Scan the data below for the string "Green". Show every line where it turns up.

[Material provided]
────────────────────

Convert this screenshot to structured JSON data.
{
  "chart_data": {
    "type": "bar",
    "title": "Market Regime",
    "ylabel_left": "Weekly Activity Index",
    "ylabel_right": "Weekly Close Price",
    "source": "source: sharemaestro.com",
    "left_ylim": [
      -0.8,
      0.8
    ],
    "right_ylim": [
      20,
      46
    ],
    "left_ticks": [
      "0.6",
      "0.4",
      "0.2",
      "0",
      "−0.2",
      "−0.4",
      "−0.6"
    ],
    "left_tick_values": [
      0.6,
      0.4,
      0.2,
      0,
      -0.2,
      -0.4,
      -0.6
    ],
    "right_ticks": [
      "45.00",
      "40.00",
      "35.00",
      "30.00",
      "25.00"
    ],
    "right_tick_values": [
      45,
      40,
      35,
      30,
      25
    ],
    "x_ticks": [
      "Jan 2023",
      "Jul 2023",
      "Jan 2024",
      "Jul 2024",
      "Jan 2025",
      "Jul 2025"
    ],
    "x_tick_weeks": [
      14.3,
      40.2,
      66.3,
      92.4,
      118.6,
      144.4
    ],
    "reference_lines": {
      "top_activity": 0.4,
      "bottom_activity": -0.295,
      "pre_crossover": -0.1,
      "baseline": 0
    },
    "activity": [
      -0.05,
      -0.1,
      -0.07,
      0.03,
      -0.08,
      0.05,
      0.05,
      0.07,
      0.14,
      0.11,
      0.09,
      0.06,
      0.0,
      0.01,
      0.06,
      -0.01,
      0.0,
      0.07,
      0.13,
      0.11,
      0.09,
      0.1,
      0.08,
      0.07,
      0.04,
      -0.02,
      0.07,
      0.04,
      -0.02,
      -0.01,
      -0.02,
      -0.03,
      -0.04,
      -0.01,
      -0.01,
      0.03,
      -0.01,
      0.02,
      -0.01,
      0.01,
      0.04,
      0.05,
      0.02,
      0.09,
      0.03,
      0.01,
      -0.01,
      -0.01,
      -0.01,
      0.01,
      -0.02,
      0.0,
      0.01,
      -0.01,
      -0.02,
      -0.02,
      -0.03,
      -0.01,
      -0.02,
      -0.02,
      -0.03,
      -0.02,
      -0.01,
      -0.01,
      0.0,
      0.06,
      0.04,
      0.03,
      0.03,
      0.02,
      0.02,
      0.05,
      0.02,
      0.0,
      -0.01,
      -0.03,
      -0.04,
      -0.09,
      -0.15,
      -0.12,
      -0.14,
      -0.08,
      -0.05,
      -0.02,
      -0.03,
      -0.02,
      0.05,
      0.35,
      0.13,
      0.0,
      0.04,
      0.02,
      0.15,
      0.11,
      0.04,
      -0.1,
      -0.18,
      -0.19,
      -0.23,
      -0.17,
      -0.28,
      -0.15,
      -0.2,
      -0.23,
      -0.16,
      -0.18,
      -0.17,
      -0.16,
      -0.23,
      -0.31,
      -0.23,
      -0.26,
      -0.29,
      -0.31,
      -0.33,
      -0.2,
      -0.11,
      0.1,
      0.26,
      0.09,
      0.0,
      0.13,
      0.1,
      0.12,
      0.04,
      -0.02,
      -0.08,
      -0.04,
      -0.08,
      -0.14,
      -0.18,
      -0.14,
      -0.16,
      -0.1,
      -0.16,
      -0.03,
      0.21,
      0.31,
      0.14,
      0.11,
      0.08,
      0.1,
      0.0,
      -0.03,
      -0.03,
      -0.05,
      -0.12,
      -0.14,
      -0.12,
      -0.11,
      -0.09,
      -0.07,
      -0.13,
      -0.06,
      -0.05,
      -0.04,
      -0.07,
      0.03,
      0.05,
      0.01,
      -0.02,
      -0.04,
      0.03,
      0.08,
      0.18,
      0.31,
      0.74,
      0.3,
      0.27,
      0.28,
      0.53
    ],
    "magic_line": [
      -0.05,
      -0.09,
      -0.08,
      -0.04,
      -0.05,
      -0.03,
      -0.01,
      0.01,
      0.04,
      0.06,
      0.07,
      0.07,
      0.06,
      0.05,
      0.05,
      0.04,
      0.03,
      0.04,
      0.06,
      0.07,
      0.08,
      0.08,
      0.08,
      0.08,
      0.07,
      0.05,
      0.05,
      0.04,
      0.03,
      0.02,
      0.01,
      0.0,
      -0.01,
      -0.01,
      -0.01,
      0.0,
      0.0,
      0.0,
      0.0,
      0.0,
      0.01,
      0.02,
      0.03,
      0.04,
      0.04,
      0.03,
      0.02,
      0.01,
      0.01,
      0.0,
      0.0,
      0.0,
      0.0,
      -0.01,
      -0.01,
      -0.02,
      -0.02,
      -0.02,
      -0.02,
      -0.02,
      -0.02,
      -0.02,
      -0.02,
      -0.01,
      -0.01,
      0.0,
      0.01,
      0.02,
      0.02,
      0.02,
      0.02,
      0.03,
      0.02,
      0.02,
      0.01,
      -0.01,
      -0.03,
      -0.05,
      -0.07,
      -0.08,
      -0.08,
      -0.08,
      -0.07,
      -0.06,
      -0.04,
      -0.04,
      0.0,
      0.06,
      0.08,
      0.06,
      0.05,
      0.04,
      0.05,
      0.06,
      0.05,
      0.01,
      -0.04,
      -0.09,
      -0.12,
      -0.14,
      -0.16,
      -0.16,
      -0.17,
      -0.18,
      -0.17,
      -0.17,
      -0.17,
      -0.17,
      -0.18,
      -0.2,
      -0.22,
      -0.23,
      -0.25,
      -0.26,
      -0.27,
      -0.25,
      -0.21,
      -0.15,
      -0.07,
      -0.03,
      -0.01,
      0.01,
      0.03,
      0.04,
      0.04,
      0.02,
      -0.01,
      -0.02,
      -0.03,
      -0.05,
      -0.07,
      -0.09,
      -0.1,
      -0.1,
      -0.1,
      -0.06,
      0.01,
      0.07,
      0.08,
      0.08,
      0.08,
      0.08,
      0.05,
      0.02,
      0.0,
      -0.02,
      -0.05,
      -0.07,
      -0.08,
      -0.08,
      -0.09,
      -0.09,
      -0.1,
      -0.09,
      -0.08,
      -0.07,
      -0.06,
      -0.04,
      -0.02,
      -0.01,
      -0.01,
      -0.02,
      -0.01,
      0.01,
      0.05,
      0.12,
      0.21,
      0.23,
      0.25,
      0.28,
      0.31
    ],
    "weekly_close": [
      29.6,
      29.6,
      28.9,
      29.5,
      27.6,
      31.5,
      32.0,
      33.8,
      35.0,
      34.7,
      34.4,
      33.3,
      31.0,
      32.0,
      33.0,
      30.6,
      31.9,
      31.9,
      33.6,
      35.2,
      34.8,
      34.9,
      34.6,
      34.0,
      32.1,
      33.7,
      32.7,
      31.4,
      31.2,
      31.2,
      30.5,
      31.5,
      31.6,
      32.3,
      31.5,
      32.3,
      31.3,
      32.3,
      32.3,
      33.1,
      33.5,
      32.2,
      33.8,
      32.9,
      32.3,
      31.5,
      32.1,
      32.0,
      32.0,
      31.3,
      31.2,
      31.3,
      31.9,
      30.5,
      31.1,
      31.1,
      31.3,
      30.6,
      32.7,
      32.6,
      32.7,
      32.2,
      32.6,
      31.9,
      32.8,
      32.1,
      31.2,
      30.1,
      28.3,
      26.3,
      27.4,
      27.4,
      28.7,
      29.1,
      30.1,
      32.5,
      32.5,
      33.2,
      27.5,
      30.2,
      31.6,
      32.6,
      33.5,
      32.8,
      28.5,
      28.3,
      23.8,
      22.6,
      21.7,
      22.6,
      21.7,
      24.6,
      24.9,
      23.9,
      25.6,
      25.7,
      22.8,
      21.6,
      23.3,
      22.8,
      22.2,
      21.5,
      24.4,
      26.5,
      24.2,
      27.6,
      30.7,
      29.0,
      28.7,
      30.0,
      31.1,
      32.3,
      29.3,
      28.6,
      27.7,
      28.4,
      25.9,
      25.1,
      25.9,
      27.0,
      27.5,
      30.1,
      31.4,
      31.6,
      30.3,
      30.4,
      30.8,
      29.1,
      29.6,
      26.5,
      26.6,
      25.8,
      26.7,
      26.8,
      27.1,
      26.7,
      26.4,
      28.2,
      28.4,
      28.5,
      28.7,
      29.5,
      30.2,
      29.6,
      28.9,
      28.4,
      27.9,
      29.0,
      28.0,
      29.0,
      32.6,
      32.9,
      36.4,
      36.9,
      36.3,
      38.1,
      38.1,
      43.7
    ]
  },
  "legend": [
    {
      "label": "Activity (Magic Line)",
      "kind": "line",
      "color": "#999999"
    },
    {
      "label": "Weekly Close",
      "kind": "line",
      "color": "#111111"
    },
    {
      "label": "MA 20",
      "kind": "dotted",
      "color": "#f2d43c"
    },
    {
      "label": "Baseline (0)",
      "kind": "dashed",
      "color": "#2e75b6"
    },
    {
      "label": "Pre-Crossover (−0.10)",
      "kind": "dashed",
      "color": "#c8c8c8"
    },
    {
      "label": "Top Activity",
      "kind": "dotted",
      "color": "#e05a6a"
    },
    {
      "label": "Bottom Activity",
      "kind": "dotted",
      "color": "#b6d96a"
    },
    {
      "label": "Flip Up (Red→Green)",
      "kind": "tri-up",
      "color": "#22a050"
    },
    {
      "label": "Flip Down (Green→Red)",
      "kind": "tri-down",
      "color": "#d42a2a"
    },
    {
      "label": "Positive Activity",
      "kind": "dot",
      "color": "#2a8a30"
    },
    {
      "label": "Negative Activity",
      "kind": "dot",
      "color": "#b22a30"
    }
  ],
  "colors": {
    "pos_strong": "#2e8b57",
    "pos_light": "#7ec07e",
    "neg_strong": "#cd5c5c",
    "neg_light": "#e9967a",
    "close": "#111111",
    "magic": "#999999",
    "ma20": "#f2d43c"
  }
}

────────────────────

[Result for this exercise]
      "label": "Flip Up (Red→Green)",
      "label": "Flip Down (Green→Red)",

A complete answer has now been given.